_Exercise brief_
Keep only the lines of the listing that include the word "yellow", and copy them.

(Stored data entries)
■ ■ ■

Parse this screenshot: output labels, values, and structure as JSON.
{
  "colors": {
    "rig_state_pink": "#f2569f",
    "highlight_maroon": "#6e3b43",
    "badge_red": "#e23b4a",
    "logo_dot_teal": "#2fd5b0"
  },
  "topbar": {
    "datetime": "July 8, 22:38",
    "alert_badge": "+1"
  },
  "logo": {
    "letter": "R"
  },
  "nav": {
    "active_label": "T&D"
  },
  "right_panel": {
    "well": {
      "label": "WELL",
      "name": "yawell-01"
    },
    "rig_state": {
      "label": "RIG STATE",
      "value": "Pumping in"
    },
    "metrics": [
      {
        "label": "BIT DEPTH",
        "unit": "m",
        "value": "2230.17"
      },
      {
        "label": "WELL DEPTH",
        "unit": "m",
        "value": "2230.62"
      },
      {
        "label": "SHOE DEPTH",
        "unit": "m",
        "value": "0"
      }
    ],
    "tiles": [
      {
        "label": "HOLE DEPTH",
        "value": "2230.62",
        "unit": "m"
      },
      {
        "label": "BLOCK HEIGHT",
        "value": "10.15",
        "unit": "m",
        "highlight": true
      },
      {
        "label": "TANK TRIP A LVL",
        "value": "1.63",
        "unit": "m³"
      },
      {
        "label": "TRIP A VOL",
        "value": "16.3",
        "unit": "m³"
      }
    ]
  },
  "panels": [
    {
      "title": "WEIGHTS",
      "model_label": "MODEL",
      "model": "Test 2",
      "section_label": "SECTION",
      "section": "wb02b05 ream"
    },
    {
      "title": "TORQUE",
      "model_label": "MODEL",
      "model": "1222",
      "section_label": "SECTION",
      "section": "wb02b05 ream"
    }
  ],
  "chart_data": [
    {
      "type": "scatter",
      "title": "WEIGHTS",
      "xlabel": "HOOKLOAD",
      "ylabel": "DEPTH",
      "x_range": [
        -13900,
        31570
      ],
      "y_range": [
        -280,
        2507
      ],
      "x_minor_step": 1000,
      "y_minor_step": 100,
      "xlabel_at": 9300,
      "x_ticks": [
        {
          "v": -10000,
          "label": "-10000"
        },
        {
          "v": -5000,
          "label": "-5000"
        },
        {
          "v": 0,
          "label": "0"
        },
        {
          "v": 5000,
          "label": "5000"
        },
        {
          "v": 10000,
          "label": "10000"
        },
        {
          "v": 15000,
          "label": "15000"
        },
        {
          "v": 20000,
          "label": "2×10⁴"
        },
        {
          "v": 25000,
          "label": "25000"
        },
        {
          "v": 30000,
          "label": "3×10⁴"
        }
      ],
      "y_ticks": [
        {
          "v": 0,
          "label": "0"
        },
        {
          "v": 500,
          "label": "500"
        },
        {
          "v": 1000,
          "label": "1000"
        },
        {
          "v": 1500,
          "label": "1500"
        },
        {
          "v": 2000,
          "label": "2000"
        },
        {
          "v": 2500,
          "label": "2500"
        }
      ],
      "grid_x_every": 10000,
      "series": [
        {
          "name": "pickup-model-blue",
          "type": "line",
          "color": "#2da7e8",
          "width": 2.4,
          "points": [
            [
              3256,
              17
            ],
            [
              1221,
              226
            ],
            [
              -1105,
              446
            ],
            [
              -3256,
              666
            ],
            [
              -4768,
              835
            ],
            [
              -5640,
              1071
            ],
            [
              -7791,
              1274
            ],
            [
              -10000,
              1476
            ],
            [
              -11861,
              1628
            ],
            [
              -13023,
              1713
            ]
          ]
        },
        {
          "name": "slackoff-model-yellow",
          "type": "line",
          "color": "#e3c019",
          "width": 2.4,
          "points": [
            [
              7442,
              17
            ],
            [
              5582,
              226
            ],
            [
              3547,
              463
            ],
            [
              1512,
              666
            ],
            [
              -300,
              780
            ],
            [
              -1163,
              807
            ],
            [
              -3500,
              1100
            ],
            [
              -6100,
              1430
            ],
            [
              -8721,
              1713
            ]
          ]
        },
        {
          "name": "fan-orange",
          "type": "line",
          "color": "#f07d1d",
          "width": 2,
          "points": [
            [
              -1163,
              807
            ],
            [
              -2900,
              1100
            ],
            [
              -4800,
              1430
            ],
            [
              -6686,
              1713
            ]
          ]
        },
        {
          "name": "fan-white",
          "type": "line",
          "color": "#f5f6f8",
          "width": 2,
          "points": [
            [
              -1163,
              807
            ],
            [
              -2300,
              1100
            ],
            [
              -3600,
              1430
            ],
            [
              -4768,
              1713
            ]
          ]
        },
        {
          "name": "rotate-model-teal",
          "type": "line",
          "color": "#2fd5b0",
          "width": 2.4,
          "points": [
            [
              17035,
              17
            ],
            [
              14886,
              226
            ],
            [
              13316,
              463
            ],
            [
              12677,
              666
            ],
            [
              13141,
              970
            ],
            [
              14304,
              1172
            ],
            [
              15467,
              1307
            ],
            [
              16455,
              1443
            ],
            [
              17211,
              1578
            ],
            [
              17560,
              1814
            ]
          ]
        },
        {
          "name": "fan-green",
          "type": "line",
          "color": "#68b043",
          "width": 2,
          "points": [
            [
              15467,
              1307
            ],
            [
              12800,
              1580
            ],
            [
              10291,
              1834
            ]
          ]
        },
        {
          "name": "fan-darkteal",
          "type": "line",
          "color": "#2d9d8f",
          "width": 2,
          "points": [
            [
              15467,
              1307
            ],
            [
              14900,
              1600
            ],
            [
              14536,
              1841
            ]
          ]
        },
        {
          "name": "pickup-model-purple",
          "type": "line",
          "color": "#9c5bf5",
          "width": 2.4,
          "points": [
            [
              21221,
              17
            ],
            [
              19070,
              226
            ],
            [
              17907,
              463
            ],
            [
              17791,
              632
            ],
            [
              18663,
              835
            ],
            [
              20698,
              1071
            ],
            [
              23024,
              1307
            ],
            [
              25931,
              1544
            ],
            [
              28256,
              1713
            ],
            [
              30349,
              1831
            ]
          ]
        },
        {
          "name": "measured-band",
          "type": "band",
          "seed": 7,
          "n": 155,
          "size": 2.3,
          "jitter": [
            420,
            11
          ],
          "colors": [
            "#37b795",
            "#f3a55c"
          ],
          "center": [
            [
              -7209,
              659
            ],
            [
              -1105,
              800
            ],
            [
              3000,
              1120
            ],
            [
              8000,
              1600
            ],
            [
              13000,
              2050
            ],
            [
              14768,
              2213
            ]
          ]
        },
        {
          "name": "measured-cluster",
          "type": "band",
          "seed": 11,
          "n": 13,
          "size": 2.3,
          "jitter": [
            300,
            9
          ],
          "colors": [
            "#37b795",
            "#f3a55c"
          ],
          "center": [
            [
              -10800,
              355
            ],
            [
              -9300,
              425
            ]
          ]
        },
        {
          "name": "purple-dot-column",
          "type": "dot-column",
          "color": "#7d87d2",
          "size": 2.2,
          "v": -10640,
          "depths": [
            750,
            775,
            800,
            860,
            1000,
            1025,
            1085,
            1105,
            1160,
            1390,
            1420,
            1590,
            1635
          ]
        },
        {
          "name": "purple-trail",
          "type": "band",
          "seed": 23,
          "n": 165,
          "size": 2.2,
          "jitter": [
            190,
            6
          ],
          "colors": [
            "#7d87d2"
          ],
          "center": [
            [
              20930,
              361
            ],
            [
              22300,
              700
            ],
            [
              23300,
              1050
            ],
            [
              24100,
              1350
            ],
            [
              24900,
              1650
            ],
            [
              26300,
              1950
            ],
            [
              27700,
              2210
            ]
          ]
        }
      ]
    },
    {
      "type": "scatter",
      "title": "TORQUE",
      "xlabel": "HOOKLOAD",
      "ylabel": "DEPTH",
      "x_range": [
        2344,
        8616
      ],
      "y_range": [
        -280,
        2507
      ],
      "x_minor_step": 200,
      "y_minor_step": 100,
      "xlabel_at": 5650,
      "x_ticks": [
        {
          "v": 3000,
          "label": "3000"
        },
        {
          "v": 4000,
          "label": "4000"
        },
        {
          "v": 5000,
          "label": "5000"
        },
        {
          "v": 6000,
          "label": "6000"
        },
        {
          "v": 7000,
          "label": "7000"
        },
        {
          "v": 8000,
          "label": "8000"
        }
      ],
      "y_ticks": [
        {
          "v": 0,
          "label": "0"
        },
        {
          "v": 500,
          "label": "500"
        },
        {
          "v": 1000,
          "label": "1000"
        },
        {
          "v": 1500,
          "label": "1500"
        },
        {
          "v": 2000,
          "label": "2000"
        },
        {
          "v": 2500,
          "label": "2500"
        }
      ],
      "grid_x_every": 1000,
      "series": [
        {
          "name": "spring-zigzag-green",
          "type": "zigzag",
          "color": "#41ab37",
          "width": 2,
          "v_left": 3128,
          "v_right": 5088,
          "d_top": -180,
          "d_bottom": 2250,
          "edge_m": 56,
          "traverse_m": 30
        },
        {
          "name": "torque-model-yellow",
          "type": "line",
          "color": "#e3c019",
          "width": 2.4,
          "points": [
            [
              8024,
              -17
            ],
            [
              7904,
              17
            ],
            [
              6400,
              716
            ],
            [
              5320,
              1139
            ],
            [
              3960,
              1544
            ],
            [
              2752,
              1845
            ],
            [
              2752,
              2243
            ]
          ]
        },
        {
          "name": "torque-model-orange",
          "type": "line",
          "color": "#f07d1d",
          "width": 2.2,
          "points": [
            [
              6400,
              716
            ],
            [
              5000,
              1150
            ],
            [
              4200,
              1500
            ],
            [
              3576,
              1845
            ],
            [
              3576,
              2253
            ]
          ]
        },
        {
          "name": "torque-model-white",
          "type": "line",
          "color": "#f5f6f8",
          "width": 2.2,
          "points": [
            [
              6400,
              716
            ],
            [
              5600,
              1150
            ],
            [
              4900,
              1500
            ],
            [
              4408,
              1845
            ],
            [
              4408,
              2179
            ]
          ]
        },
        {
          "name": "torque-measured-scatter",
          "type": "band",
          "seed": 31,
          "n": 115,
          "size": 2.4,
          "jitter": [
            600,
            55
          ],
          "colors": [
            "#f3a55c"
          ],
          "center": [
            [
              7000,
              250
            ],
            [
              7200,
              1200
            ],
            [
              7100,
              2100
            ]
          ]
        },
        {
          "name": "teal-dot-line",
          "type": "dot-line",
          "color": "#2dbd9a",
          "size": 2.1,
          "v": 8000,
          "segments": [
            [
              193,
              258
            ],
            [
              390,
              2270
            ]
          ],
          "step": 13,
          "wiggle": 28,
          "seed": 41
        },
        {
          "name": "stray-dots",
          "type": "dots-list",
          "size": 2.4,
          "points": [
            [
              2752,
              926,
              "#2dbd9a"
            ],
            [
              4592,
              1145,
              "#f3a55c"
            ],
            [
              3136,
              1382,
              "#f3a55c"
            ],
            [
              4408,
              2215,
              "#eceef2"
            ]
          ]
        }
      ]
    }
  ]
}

■ ■ ■

_Task response_
          "name": "slackoff-model-yellow",
          "name": "torque-model-yellow",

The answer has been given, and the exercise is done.